— START OF SUPPLIED MATERIAL —
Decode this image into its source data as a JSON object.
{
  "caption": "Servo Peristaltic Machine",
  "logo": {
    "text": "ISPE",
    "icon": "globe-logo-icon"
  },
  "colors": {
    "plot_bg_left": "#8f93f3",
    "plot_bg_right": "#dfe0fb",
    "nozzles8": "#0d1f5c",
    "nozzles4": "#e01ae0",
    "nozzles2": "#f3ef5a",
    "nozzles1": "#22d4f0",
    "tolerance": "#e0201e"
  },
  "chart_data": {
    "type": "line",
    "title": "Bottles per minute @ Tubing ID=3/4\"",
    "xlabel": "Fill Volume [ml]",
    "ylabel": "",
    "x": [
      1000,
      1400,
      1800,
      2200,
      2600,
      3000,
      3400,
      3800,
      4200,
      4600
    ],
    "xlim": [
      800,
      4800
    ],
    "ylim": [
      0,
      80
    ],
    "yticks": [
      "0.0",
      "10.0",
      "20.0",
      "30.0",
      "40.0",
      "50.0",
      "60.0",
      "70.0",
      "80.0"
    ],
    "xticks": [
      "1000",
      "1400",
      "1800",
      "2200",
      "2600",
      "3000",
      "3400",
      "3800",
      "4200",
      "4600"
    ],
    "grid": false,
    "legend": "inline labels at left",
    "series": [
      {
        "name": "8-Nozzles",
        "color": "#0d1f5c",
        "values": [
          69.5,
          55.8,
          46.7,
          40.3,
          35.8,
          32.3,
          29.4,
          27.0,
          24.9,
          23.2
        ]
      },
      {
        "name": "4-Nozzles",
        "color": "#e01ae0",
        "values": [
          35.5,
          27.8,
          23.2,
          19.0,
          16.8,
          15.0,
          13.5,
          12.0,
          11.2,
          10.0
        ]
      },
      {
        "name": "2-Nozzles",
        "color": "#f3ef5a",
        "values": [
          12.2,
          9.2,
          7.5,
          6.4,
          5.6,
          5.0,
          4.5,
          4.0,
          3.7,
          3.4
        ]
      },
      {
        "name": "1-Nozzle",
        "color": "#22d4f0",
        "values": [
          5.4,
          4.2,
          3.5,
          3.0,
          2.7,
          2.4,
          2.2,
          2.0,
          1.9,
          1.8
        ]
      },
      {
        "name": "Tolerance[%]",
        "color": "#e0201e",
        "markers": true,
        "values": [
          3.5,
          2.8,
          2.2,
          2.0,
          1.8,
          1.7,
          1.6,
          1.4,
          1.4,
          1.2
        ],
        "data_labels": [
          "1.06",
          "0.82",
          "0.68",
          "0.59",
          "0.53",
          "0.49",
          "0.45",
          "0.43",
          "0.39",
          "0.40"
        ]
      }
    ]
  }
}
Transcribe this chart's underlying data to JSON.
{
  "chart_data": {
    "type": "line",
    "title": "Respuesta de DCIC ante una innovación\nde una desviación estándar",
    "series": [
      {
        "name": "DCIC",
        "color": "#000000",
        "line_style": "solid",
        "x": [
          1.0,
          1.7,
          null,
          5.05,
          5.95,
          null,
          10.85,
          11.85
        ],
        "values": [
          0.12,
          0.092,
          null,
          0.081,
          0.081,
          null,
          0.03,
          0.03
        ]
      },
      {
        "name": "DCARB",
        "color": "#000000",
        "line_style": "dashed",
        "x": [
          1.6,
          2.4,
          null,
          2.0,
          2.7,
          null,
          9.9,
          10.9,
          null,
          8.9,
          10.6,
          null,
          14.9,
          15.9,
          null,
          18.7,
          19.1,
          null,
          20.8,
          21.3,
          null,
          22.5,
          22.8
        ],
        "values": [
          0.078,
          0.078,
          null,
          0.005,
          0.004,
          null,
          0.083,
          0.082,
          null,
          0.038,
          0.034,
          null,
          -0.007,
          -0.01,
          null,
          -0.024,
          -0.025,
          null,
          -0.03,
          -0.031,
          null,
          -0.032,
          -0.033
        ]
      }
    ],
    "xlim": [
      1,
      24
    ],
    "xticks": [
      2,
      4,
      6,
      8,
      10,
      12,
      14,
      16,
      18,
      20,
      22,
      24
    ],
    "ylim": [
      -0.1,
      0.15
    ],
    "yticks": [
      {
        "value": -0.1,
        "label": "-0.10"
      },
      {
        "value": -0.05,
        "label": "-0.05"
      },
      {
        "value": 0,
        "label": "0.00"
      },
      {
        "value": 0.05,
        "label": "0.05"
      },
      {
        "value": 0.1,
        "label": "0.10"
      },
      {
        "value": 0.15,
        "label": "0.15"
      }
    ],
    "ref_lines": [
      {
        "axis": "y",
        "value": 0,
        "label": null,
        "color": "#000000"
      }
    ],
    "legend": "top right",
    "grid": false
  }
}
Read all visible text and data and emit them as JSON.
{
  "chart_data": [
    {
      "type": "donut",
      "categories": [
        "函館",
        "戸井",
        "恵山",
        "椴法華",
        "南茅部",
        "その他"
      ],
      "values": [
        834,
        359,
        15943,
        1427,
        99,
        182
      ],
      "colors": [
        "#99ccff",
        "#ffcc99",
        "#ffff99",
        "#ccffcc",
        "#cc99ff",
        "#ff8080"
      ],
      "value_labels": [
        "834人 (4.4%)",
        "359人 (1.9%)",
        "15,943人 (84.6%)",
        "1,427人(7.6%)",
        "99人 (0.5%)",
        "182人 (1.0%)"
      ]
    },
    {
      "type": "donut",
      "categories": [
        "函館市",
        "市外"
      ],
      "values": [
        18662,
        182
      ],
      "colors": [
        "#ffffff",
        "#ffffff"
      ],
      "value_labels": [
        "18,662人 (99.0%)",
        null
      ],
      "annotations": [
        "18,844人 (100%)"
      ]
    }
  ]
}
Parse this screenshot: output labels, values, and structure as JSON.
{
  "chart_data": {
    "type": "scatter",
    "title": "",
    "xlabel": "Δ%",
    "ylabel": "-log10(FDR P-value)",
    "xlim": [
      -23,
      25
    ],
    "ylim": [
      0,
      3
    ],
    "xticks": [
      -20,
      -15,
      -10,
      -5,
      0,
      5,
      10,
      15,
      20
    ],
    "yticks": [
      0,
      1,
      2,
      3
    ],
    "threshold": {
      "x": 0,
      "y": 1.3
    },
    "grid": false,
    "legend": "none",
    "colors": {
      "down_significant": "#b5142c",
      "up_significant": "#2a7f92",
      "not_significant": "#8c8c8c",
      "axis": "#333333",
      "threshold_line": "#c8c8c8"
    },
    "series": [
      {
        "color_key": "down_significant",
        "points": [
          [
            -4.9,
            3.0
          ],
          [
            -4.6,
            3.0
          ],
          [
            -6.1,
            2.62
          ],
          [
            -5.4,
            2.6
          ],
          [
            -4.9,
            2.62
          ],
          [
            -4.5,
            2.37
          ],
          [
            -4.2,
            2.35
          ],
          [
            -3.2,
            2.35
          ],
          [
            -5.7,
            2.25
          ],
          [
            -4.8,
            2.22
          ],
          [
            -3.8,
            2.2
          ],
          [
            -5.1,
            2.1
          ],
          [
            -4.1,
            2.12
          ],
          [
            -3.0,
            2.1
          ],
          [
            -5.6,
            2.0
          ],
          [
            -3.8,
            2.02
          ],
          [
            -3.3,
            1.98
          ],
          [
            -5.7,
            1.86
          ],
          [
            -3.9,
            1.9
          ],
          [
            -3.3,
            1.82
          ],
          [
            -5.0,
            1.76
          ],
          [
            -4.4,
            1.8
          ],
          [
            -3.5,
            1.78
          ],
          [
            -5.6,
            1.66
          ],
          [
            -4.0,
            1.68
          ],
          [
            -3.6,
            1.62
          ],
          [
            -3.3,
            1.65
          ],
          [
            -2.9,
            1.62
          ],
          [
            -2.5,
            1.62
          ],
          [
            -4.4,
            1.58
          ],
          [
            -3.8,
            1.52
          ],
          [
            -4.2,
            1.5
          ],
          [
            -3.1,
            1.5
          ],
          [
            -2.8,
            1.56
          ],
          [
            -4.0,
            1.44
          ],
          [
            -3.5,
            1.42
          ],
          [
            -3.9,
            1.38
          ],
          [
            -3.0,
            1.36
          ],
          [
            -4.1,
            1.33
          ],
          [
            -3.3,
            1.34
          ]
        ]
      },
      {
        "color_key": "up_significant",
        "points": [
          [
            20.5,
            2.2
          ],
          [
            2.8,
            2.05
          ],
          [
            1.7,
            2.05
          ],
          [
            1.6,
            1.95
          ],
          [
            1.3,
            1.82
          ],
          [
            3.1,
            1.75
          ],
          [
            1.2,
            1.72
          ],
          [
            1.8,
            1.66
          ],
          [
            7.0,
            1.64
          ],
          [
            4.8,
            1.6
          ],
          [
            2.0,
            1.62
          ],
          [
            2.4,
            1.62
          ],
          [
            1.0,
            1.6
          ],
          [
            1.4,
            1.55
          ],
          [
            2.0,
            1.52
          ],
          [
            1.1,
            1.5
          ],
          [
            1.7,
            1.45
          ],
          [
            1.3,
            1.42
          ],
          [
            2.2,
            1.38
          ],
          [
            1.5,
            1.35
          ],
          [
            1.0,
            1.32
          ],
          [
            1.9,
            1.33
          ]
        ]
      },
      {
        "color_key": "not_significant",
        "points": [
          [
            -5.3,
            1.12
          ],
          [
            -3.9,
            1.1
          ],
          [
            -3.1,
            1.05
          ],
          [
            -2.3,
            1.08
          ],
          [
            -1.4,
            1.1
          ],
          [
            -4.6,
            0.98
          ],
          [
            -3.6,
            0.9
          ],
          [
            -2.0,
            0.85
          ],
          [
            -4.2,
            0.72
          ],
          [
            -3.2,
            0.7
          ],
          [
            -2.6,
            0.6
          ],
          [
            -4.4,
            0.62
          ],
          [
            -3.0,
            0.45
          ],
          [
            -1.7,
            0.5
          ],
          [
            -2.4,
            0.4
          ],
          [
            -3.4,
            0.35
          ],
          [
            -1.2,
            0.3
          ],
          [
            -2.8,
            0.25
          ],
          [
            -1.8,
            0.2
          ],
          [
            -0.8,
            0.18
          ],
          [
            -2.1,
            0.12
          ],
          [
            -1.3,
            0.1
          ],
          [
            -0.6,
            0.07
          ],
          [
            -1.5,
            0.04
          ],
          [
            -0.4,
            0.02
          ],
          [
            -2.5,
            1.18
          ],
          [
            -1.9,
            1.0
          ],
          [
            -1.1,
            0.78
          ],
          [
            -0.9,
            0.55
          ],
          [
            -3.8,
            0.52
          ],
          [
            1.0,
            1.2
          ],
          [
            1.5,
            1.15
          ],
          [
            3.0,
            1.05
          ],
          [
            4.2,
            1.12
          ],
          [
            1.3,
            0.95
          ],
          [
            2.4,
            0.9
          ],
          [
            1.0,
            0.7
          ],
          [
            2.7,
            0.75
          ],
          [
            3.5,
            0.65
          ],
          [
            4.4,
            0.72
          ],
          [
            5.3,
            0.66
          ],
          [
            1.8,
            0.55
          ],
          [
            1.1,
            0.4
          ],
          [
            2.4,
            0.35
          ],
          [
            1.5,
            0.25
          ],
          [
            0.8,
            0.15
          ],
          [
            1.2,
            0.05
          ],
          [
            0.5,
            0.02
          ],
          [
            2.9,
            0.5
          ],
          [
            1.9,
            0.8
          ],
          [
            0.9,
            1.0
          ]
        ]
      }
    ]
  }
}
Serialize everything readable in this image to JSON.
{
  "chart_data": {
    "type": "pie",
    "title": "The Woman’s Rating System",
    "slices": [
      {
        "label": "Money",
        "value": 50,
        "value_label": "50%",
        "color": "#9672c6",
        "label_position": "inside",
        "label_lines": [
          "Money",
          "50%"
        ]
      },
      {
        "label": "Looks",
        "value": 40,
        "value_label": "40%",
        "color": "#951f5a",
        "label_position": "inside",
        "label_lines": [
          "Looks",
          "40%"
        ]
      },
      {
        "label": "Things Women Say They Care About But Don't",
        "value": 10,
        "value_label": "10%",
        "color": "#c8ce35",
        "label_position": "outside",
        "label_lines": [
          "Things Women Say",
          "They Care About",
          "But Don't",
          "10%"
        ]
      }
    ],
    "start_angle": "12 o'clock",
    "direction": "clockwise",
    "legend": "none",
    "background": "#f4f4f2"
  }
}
— END OF SUPPLIED MATERIAL —
• [EXERCISE TASK] Where a line in the material contains "legend", copy that line.

• [WORKED ANSWER]
    "legend": "inline labels at left",
    "legend": "top right",
    "legend": "none",
    "legend": "none",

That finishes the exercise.